* _DIRECTION_
Below is a block of records; repeat all of them exactly.
WORKING DATA start
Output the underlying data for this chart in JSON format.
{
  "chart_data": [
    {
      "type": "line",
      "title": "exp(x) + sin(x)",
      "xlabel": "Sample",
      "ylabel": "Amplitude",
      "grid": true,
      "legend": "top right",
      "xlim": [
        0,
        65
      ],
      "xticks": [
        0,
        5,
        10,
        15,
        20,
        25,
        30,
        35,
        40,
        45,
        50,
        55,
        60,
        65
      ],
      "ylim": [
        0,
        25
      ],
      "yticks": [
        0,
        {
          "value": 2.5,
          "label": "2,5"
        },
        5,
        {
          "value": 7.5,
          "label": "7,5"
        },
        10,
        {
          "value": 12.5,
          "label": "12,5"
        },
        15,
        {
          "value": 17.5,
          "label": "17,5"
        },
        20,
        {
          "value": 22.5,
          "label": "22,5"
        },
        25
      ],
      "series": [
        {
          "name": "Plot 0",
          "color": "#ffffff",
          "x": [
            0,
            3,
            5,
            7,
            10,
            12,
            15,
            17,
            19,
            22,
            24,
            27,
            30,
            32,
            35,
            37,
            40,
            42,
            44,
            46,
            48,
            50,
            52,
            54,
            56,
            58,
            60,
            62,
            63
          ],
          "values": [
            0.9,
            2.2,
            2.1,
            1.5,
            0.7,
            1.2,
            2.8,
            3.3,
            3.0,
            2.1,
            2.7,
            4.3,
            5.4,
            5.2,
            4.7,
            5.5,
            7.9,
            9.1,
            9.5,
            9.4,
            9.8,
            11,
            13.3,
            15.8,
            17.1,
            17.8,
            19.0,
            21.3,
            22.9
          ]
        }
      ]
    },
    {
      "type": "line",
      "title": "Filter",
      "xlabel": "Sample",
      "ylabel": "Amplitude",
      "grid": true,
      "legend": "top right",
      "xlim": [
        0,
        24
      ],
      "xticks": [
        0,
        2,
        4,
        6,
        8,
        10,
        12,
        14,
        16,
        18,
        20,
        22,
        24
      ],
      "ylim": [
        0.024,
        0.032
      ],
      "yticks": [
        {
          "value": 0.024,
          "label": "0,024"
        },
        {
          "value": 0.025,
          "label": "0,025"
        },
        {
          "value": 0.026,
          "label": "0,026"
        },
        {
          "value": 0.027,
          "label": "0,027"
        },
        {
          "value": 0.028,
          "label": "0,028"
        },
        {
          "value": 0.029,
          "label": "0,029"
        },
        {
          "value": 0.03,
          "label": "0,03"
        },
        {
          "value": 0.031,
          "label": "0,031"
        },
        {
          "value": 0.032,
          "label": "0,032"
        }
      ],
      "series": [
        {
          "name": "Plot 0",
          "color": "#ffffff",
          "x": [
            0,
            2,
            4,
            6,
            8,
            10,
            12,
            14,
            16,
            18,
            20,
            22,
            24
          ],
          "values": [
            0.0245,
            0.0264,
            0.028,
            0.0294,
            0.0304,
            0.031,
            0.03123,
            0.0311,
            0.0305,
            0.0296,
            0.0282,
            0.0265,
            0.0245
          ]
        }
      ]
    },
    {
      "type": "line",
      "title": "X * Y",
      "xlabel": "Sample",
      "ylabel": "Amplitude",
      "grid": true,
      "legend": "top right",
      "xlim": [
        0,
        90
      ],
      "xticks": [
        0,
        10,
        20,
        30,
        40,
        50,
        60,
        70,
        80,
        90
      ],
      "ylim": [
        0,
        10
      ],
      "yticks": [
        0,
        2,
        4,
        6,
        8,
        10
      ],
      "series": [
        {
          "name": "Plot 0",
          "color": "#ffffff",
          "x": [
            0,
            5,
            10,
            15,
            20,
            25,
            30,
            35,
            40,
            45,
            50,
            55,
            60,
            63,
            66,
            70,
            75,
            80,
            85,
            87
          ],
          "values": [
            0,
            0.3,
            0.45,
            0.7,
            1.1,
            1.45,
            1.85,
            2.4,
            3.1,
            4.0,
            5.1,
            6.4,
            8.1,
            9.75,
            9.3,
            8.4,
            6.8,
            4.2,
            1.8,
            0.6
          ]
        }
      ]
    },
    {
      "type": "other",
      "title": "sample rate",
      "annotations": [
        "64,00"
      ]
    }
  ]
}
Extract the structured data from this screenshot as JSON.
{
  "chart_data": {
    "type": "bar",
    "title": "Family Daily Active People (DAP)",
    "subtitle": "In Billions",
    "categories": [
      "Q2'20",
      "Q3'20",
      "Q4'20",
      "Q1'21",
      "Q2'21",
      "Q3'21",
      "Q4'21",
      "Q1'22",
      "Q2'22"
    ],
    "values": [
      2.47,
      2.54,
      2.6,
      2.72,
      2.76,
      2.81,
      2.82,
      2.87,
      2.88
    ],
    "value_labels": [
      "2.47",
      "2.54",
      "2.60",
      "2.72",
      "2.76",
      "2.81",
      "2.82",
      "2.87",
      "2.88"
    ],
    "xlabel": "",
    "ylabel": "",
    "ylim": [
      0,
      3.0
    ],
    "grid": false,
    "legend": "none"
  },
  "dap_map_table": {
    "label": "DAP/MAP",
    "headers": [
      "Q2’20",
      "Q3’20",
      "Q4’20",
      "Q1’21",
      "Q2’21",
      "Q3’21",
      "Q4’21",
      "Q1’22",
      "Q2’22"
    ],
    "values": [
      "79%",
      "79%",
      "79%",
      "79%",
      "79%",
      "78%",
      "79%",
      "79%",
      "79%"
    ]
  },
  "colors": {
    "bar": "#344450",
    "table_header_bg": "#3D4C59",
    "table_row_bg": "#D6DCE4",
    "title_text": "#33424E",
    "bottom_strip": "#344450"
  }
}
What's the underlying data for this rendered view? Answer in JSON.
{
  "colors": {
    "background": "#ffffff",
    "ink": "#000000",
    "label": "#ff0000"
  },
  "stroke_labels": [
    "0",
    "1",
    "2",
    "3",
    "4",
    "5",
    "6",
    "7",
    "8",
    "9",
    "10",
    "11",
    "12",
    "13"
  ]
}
WORKING DATA end
* _RESULT_
Output the underlying data for this chart in JSON format.
{
  "chart_data": [
    {
      "type": "line",
      "title": "exp(x) + sin(x)",
      "xlabel": "Sample",
      "ylabel": "Amplitude",
      "grid": true,
      "legend": "top right",
      "xlim": [
        0,
        65
      ],
      "xticks": [
        0,
        5,
        10,
        15,
        20,
        25,
        30,
        35,
        40,
        45,
        50,
        55,
        60,
        65
      ],
      "ylim": [
        0,
        25
      ],
      "yticks": [
        0,
        {
          "value": 2.5,
          "label": "2,5"
        },
        5,
        {
          "value": 7.5,
          "label": "7,5"
        },
        10,
        {
          "value": 12.5,
          "label": "12,5"
        },
        15,
        {
          "value": 17.5,
          "label": "17,5"
        },
        20,
        {
          "value": 22.5,
          "label": "22,5"
        },
        25
      ],
      "series": [
        {
          "name": "Plot 0",
          "color": "#ffffff",
          "x": [
            0,
            3,
            5,
            7,
            10,
            12,
            15,
            17,
            19,
            22,
            24,
            27,
            30,
            32,
            35,
            37,
            40,
            42,
            44,
            46,
            48,
            50,
            52,
            54,
            56,
            58,
            60,
            62,
            63
          ],
          "values": [
            0.9,
            2.2,
            2.1,
            1.5,
            0.7,
            1.2,
            2.8,
            3.3,
            3.0,
            2.1,
            2.7,
            4.3,
            5.4,
            5.2,
            4.7,
            5.5,
            7.9,
            9.1,
            9.5,
            9.4,
            9.8,
            11,
            13.3,
            15.8,
            17.1,
            17.8,
            19.0,
            21.3,
            22.9
          ]
        }
      ]
    },
    {
      "type": "line",
      "title": "Filter",
      "xlabel": "Sample",
      "ylabel": "Amplitude",
      "grid": true,
      "legend": "top right",
      "xlim": [
        0,
        24
      ],
      "xticks": [
        0,
        2,
        4,
        6,
        8,
        10,
        12,
        14,
        16,
        18,
        20,
        22,
        24
      ],
      "ylim": [
        0.024,
        0.032
      ],
      "yticks": [
        {
          "value": 0.024,
          "label": "0,024"
        },
        {
          "value": 0.025,
          "label": "0,025"
        },
        {
          "value": 0.026,
          "label": "0,026"
        },
        {
          "value": 0.027,
          "label": "0,027"
        },
        {
          "value": 0.028,
          "label": "0,028"
        },
        {
          "value": 0.029,
          "label": "0,029"
        },
        {
          "value": 0.03,
          "label": "0,03"
        },
        {
          "value": 0.031,
          "label": "0,031"
        },
        {
          "value": 0.032,
          "label": "0,032"
        }
      ],
      "series": [
        {
          "name": "Plot 0",
          "color": "#ffffff",
          "x": [
            0,
            2,
            4,
            6,
            8,
            10,
            12,
            14,
            16,
            18,
            20,
            22,
            24
          ],
          "values": [
            0.0245,
            0.0264,
            0.028,
            0.0294,
            0.0304,
            0.031,
            0.03123,
            0.0311,
            0.0305,
            0.0296,
            0.0282,
            0.0265,
            0.0245
          ]
        }
      ]
    },
    {
      "type": "line",
      "title": "X * Y",
      "xlabel": "Sample",
      "ylabel": "Amplitude",
      "grid": true,
      "legend": "top right",
      "xlim": [
        0,
        90
      ],
      "xticks": [
        0,
        10,
        20,
        30,
        40,
        50,
        60,
        70,
        80,
        90
      ],
      "ylim": [
        0,
        10
      ],
      "yticks": [
        0,
        2,
        4,
        6,
        8,
        10
      ],
      "series": [
        {
          "name": "Plot 0",
          "color": "#ffffff",
          "x": [
            0,
            5,
            10,
            15,
            20,
            25,
            30,
            35,
            40,
            45,
            50,
            55,
            60,
            63,
            66,
            70,
            75,
            80,
            85,
            87
          ],
          "values": [
            0,
            0.3,
            0.45,
            0.7,
            1.1,
            1.45,
            1.85,
            2.4,
            3.1,
            4.0,
            5.1,
            6.4,
            8.1,
            9.75,
            9.3,
            8.4,
            6.8,
            4.2,
            1.8,
            0.6
          ]
        }
      ]
    },
    {
      "type": "other",
      "title": "sample rate",
      "annotations": [
        "64,00"
      ]
    }
  ]
}
Extract the structured data from this screenshot as JSON.
{
  "chart_data": {
    "type": "bar",
    "title": "Family Daily Active People (DAP)",
    "subtitle": "In Billions",
    "categories": [
      "Q2'20",
      "Q3'20",
      "Q4'20",
      "Q1'21",
      "Q2'21",
      "Q3'21",
      "Q4'21",
      "Q1'22",
      "Q2'22"
    ],
    "values": [
      2.47,
      2.54,
      2.6,
      2.72,
      2.76,
      2.81,
      2.82,
      2.87,
      2.88
    ],
    "value_labels": [
      "2.47",
      "2.54",
      "2.60",
      "2.72",
      "2.76",
      "2.81",
      "2.82",
      "2.87",
      "2.88"
    ],
    "xlabel": "",
    "ylabel": "",
    "ylim": [
      0,
      3.0
    ],
    "grid": false,
    "legend": "none"
  },
  "dap_map_table": {
    "label": "DAP/MAP",
    "headers": [
      "Q2’20",
      "Q3’20",
      "Q4’20",
      "Q1’21",
      "Q2’21",
      "Q3’21",
      "Q4’21",
      "Q1’22",
      "Q2’22"
    ],
    "values": [
      "79%",
      "79%",
      "79%",
      "79%",
      "79%",
      "78%",
      "79%",
      "79%",
      "79%"
    ]
  },
  "colors": {
    "bar": "#344450",
    "table_header_bg": "#3D4C59",
    "table_row_bg": "#D6DCE4",
    "title_text": "#33424E",
    "bottom_strip": "#344450"
  }
}
What's the underlying data for this rendered view? Answer in JSON.
{
  "colors": {
    "background": "#ffffff",
    "ink": "#000000",
    "label": "#ff0000"
  },
  "stroke_labels": [
    "0",
    "1",
    "2",
    "3",
    "4",
    "5",
    "6",
    "7",
    "8",
    "9",
    "10",
    "11",
    "12",
    "13"
  ]
}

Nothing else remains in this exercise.